> [AIM OF THE EXERCISE]
Pull each line holding "this" out of the entries below.

[Start PROVIDED RECORDS]

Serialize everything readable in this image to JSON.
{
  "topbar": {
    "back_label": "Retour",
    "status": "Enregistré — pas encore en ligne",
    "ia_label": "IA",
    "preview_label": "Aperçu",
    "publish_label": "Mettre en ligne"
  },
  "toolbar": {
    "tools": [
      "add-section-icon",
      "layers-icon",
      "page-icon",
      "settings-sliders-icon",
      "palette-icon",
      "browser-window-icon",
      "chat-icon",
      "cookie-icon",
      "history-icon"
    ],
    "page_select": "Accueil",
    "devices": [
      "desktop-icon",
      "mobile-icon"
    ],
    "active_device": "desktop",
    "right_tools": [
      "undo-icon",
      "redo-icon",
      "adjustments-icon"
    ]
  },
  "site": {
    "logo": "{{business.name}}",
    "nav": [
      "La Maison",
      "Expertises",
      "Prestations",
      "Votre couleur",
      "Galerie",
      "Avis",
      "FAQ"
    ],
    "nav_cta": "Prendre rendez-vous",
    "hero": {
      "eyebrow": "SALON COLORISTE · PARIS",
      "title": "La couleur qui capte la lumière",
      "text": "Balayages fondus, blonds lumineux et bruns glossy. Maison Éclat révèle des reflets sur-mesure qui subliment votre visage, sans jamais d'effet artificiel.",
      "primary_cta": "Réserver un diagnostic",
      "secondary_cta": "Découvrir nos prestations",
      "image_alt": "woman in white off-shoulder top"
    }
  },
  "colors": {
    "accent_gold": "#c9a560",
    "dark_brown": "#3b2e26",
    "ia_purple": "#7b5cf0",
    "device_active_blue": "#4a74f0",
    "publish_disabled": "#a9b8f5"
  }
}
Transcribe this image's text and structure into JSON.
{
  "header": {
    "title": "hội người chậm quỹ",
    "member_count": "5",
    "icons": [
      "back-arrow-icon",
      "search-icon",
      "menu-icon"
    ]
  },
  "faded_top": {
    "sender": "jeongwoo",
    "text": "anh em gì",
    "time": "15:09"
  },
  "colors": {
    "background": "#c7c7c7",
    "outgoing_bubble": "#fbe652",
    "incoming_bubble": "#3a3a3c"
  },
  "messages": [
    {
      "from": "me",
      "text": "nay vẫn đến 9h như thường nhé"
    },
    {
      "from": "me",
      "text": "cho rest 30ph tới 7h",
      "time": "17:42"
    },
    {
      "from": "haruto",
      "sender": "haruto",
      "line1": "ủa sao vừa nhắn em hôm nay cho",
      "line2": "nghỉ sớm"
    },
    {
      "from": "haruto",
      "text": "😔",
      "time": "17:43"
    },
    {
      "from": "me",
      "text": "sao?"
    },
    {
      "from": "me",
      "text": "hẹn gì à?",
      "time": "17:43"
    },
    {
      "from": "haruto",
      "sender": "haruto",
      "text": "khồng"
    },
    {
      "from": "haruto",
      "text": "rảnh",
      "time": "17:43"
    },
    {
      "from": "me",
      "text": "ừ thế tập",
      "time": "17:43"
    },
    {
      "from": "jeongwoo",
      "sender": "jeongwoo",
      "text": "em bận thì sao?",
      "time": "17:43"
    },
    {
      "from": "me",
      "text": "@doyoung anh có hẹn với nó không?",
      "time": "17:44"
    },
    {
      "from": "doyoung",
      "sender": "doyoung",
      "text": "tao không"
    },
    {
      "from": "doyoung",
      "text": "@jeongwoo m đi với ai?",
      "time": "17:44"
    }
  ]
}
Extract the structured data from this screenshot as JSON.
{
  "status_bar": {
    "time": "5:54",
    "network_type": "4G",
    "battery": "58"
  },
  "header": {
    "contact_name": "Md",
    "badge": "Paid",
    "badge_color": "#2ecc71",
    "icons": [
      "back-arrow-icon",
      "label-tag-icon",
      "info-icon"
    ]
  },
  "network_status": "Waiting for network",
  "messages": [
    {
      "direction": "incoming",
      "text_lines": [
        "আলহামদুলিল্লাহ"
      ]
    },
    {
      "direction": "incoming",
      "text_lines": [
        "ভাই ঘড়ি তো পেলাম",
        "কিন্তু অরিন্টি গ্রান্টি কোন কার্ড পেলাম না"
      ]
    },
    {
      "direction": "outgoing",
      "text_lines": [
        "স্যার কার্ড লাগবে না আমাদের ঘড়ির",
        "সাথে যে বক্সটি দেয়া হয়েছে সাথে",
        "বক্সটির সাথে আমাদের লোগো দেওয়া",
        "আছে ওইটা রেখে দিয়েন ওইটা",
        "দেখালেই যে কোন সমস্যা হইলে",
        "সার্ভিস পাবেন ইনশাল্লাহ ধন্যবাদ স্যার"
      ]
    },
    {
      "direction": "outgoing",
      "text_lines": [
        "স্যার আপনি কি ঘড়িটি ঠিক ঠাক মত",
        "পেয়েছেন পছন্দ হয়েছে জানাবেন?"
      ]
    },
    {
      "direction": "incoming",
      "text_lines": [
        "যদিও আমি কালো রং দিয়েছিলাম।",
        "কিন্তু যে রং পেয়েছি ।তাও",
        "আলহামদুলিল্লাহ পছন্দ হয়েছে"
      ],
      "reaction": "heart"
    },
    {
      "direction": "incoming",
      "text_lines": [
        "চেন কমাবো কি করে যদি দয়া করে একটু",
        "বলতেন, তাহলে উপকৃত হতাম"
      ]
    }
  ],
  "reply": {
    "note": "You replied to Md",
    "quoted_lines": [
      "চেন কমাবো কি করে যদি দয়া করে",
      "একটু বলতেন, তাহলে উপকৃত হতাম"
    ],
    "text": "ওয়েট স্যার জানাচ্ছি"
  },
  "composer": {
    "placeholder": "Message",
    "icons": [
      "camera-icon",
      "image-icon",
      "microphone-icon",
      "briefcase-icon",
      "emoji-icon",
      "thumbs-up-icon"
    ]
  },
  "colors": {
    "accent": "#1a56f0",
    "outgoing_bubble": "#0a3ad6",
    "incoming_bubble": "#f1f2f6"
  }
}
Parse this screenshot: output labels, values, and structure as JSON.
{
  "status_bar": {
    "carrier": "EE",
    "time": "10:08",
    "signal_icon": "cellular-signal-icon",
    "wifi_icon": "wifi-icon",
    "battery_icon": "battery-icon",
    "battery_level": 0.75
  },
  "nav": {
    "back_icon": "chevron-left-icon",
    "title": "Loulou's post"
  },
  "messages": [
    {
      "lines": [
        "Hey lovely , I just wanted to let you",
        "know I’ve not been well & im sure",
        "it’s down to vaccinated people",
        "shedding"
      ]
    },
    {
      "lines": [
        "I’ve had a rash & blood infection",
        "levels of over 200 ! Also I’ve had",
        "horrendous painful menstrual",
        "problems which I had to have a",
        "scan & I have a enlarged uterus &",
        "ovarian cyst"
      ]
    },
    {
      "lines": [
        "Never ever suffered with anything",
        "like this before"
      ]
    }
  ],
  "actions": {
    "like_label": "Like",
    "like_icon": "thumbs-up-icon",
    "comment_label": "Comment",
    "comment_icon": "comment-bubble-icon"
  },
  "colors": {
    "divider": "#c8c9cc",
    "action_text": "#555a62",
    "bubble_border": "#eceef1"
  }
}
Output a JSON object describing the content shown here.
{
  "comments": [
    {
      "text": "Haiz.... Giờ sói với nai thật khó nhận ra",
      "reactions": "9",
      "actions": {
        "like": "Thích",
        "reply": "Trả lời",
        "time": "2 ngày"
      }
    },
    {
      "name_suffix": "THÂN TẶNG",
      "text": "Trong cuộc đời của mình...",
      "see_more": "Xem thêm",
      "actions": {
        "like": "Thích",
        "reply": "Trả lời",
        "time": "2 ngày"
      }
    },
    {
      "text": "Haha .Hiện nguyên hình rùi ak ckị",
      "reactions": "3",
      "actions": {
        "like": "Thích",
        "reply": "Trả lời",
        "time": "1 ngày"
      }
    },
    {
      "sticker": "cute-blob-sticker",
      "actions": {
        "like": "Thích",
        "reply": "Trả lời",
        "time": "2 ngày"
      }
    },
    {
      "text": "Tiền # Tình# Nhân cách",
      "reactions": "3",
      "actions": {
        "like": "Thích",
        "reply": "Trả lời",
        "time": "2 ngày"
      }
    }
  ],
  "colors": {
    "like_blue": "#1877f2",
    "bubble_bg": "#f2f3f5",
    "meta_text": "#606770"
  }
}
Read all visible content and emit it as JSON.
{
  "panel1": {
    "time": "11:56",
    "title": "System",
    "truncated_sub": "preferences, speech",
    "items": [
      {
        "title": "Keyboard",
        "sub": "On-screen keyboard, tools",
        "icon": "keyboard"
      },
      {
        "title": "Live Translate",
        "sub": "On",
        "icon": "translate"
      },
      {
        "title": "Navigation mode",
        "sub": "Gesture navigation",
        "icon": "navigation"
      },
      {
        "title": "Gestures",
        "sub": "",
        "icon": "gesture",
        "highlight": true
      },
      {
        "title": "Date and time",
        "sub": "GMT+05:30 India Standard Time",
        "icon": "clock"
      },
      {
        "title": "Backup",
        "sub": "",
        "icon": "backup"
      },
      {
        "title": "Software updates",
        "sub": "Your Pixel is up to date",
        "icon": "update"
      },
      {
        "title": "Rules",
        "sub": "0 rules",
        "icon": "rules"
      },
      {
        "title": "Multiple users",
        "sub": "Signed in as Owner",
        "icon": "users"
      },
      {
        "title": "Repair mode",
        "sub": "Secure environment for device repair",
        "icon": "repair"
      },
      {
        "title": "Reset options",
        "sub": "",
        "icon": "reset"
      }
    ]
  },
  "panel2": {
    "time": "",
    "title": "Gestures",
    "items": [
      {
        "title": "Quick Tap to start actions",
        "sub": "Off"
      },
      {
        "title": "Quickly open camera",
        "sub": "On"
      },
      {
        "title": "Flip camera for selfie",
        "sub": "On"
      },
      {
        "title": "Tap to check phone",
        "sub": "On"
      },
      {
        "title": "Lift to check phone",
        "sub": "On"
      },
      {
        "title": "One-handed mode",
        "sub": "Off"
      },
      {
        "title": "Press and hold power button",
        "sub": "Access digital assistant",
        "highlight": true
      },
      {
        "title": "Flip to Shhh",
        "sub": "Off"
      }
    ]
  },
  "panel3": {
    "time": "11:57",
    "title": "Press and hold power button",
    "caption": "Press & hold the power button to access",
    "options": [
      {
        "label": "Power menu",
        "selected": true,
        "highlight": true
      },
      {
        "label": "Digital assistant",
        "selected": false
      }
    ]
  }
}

[End PROVIDED RECORDS]

> [SOLUTION BELOW]
Serialize everything readable in this image to JSON.
Transcribe this image's text and structure into JSON.
Extract the structured data from this screenshot as JSON.
Parse this screenshot: output labels, values, and structure as JSON.
        "like this before"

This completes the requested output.